Exercise task - Please rewrite the part of the lines that opens with the line containing "x-tick-label: 34.5 (233, 543, 260, 557)" and closes with the line containing "sla-coastline (678, 406, 715, 421)" as a Markdown table with the columns Row and Line, leaving out blank lines.

[Visual layout annotation data]
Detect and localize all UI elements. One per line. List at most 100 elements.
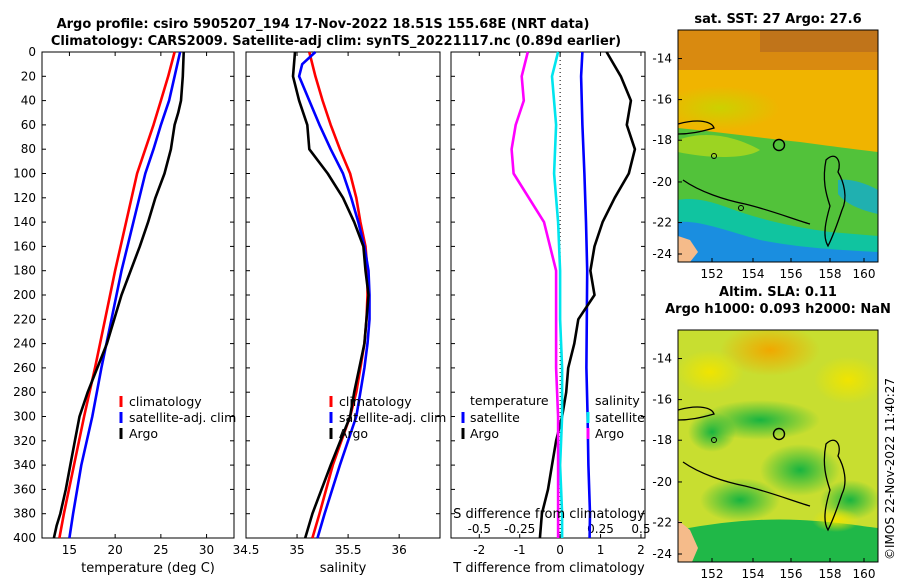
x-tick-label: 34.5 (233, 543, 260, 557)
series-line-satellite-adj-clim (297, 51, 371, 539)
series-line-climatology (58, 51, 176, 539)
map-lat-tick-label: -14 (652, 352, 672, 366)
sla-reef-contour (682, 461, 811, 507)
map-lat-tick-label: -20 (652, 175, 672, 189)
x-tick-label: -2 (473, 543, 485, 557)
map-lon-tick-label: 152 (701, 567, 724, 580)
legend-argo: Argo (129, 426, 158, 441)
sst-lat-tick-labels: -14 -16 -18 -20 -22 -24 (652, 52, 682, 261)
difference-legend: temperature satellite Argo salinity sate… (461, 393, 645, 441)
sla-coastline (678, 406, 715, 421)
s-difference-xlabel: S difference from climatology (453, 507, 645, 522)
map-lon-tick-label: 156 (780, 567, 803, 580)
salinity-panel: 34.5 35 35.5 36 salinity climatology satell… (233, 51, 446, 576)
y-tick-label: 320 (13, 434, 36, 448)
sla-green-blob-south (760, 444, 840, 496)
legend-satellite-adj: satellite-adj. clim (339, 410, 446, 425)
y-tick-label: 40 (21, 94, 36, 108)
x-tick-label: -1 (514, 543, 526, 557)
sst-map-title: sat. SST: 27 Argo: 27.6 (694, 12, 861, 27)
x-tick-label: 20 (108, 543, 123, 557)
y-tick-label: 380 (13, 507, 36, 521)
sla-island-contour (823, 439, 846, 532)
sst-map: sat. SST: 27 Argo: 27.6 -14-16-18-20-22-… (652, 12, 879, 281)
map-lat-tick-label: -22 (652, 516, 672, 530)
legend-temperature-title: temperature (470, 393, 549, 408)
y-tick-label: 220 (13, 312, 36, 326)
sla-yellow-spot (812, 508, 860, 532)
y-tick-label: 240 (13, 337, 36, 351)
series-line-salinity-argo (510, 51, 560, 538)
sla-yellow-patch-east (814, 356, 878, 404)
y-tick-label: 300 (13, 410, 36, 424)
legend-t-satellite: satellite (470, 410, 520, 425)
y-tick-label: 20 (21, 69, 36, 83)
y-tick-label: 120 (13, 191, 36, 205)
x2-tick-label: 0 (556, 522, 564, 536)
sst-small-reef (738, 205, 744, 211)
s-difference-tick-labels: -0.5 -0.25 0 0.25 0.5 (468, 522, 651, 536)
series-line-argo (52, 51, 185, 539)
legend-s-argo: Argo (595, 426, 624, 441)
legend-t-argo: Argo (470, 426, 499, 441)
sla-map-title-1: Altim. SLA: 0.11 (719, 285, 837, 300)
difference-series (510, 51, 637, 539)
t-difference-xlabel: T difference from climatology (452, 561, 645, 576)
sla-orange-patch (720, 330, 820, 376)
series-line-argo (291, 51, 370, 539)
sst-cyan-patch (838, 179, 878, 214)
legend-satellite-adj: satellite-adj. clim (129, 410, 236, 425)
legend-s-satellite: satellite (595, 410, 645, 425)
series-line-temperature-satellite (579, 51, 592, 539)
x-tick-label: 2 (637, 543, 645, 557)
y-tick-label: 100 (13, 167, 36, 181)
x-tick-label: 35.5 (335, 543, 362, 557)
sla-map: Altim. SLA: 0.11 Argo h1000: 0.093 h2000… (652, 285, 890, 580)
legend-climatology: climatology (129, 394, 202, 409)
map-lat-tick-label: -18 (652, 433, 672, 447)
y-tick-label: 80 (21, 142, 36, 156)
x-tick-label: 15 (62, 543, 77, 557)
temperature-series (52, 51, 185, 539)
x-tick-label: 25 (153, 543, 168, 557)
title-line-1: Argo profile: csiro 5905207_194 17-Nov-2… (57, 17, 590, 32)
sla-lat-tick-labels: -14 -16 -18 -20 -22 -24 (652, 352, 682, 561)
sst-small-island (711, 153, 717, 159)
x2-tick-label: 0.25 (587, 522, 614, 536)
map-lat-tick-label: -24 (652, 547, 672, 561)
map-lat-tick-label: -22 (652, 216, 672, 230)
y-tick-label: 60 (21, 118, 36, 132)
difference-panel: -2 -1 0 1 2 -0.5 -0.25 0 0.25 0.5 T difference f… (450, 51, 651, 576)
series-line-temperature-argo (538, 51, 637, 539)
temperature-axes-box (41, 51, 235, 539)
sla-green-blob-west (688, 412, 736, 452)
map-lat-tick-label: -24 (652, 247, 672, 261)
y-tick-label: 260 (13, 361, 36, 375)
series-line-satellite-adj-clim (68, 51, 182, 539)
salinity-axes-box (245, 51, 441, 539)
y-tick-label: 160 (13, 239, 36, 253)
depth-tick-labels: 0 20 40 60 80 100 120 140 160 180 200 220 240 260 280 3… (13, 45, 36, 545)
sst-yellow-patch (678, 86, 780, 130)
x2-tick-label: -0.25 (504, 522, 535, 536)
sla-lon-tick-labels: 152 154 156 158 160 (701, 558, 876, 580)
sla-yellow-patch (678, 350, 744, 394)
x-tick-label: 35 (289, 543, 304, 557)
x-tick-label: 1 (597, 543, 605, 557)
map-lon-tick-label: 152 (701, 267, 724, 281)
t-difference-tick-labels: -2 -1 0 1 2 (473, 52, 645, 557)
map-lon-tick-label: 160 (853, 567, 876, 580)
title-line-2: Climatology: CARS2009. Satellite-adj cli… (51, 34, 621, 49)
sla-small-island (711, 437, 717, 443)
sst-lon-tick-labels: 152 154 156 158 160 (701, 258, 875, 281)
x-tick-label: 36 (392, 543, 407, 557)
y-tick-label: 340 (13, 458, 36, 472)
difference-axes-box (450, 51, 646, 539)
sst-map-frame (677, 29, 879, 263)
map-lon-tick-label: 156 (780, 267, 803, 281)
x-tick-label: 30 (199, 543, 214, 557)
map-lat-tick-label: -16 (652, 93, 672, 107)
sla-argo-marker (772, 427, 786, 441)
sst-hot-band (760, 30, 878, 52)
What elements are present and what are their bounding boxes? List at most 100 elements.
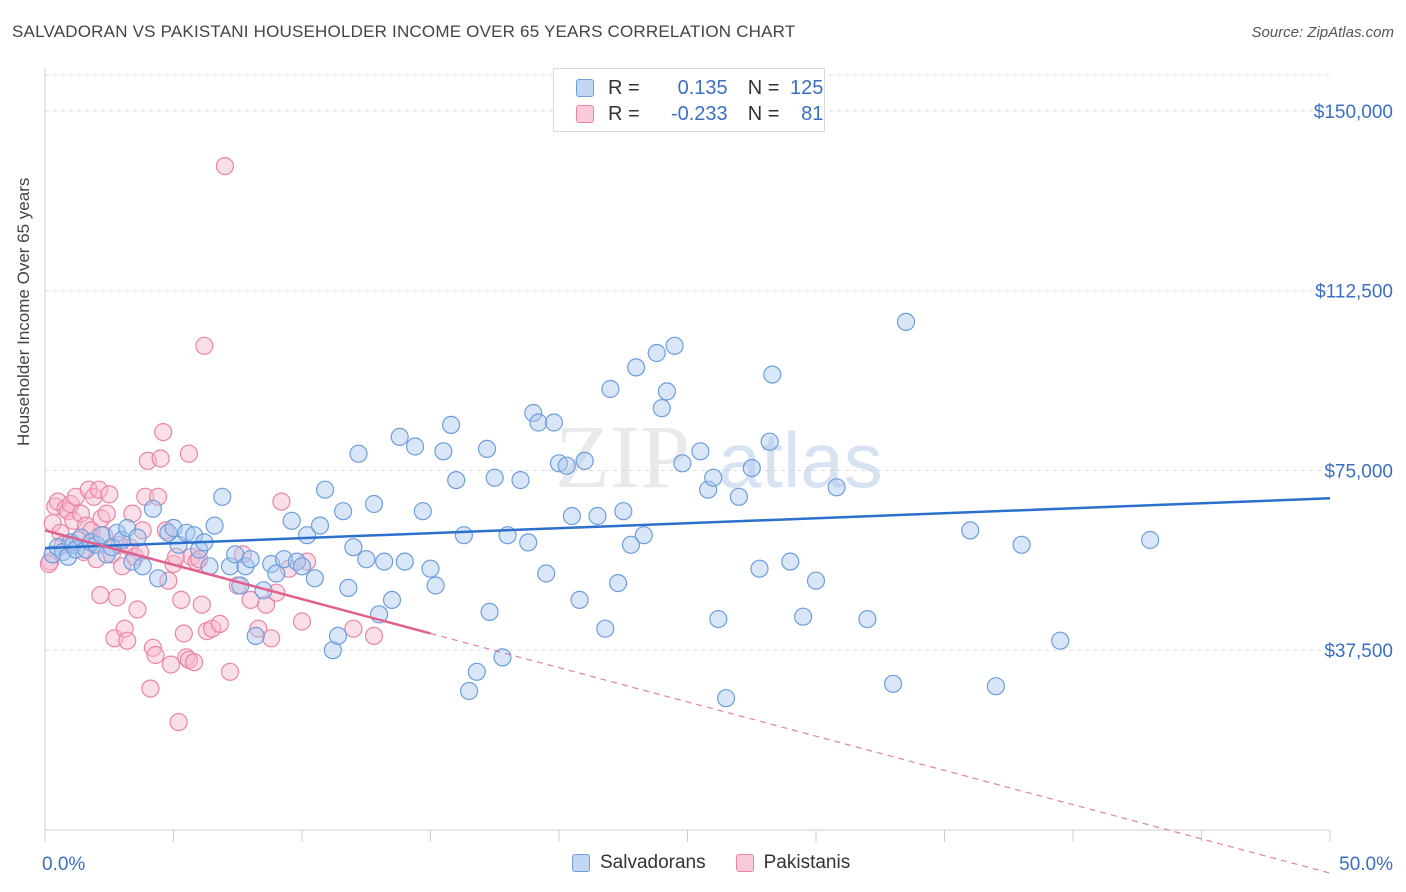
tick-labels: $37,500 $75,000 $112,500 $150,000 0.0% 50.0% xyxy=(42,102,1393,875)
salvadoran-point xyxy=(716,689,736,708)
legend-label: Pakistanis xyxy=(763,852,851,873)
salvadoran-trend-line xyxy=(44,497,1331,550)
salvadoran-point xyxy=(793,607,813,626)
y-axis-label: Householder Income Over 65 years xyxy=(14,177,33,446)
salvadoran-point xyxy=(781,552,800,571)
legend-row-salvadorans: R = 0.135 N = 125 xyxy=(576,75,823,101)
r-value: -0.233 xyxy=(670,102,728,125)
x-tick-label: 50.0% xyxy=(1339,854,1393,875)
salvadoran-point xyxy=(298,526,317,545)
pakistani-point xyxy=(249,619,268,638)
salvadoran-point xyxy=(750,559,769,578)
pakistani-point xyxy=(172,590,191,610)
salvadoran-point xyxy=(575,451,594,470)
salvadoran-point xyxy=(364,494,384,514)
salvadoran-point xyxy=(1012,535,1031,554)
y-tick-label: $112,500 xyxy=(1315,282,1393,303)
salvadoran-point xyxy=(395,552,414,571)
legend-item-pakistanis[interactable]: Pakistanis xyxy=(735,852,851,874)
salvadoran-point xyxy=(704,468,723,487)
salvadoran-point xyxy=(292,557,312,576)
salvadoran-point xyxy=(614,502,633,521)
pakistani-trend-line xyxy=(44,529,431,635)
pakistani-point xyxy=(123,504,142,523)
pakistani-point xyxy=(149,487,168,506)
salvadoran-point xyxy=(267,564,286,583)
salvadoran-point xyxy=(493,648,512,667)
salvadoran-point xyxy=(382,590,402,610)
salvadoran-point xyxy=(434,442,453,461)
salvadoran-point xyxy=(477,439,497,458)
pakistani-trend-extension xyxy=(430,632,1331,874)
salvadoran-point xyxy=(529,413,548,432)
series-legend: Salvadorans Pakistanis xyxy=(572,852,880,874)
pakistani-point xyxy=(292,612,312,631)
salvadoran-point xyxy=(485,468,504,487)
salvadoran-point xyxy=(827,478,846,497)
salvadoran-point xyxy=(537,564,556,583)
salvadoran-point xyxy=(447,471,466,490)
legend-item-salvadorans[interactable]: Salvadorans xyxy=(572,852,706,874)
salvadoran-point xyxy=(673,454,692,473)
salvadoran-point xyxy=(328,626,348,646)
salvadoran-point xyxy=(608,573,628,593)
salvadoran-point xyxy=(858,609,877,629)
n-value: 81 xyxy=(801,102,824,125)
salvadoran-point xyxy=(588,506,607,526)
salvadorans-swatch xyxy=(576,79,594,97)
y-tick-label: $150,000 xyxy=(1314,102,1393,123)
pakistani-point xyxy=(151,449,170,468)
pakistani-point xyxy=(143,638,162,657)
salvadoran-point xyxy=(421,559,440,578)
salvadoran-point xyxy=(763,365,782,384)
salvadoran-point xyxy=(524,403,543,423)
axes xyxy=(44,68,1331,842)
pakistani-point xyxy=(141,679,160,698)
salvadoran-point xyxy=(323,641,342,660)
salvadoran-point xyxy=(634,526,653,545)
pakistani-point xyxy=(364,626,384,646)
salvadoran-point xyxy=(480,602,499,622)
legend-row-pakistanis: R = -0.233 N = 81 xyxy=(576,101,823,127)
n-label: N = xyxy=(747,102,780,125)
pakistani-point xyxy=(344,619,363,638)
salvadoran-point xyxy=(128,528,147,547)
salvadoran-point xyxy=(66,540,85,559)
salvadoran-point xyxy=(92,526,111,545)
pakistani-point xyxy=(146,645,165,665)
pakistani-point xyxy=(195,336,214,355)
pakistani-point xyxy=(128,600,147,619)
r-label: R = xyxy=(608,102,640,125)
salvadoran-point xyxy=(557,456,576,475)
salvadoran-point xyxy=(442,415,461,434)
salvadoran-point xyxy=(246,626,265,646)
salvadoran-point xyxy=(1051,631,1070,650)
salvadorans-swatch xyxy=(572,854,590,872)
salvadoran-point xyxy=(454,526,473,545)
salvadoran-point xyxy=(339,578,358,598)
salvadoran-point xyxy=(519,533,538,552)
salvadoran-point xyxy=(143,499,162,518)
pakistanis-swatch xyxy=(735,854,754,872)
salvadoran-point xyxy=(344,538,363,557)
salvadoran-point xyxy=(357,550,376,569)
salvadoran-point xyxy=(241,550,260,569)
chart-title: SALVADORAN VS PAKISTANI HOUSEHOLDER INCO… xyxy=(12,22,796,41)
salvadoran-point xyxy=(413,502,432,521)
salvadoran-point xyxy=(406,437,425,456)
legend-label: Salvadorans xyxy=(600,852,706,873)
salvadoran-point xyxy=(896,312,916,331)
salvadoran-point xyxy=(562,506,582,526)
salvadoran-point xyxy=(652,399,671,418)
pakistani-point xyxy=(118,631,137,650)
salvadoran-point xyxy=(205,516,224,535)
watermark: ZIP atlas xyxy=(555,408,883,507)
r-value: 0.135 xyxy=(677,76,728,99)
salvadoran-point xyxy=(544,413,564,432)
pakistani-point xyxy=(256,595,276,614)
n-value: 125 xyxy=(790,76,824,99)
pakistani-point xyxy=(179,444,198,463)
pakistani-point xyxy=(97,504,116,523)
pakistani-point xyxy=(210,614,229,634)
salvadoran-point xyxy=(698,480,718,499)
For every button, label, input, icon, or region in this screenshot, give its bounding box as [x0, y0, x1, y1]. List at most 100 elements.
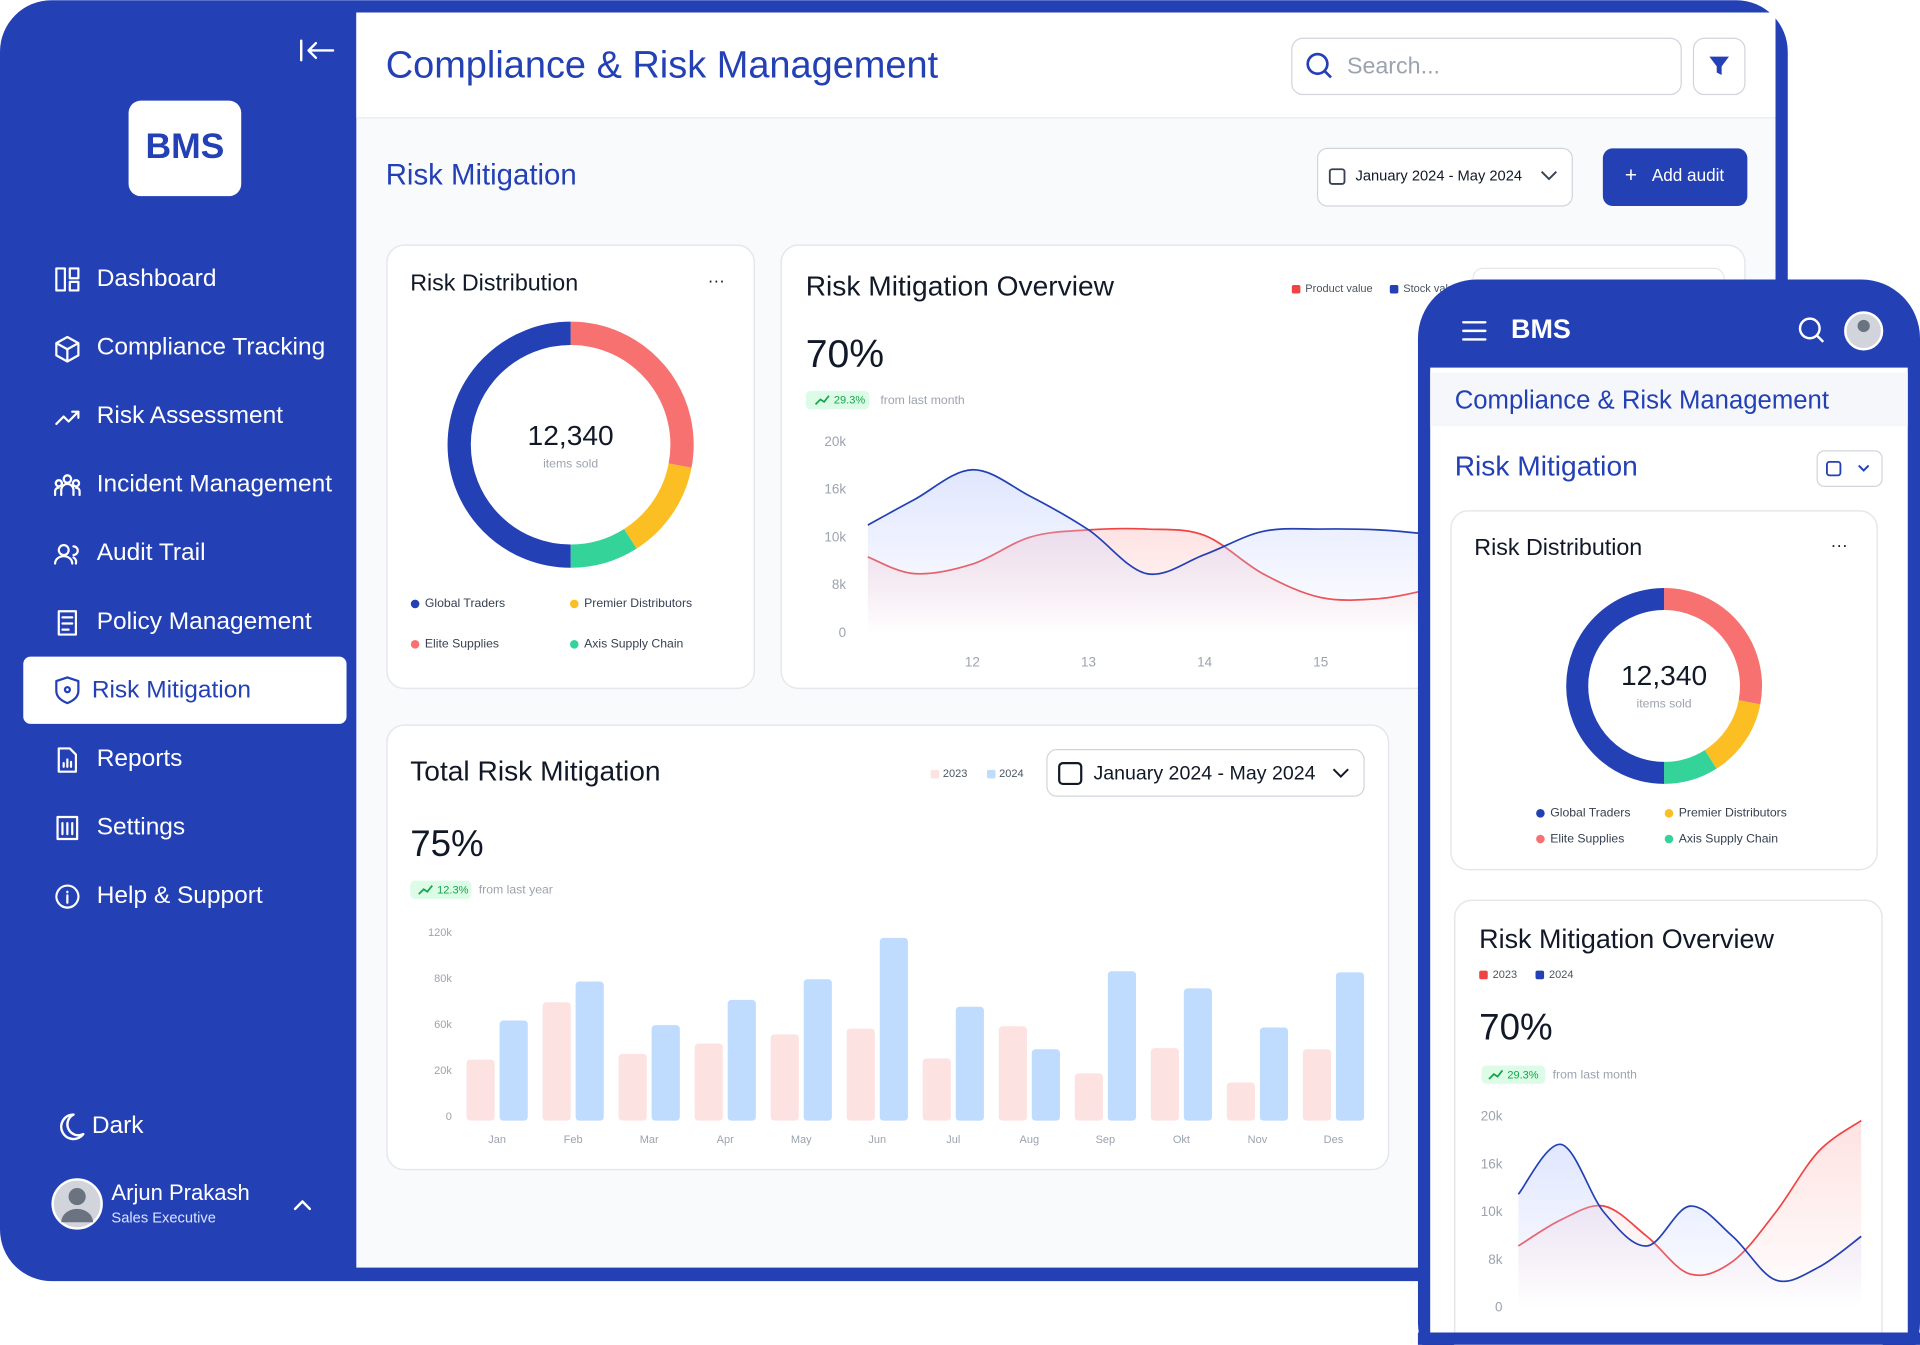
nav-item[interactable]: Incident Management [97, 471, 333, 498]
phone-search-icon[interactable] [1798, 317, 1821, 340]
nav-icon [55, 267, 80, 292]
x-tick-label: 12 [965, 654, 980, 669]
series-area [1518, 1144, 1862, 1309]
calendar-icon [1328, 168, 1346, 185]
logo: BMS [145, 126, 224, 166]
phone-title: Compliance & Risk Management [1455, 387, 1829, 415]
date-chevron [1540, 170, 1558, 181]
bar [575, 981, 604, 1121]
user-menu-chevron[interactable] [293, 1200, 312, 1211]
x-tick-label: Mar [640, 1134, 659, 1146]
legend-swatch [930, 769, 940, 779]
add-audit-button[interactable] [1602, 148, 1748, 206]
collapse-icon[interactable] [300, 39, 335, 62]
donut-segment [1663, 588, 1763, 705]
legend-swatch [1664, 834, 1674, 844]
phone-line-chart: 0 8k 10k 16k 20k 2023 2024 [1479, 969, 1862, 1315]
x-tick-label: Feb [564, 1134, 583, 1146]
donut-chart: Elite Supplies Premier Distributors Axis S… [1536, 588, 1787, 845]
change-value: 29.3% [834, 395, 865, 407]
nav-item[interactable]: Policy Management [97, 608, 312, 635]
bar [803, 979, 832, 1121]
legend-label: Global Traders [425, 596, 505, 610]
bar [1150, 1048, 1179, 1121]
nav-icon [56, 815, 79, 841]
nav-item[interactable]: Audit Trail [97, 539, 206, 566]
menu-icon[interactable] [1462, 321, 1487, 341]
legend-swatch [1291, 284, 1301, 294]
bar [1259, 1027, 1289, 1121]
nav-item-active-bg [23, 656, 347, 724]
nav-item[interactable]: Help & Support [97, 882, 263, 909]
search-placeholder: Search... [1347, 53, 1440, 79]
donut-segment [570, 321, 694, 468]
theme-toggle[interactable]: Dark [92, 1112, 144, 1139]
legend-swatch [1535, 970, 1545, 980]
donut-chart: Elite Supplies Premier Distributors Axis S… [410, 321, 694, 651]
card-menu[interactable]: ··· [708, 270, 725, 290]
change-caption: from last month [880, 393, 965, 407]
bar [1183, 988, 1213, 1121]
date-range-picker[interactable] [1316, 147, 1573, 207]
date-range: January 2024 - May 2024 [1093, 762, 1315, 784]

Exercise solution -
| Row | Line |
|---|---|
| 1 | x-tick-label: 34.5 (233, 543, 260, 557) |
| 2 | series-line-satellite-adj-clim (297, 51, 371, 539) |
| 3 | series-line-climatology (58, 51, 176, 539) |
| 4 | map-lat-tick-label: -14 (652, 352, 672, 366) |
| 5 | sla-reef-contour (682, 461, 811, 507) |
| 6 | map-lat-tick-label: -20 (652, 175, 672, 189) |
| 7 | x-tick-label: -2 (473, 543, 485, 557) |
| 8 | map-lon-tick-label: 152 (701, 567, 724, 580) |
| 9 | legend-argo: Argo (129, 426, 158, 441) |
| 10 | sst-lat-tick-labels: -14 -16 -18 -20 -22 -24 (652, 52, 682, 261) |
| 11 | difference-legend: temperature satellite Argo salinity sate… (461, 393, 645, 441) |
| 12 | sla-coastline (678, 406, 715, 421) |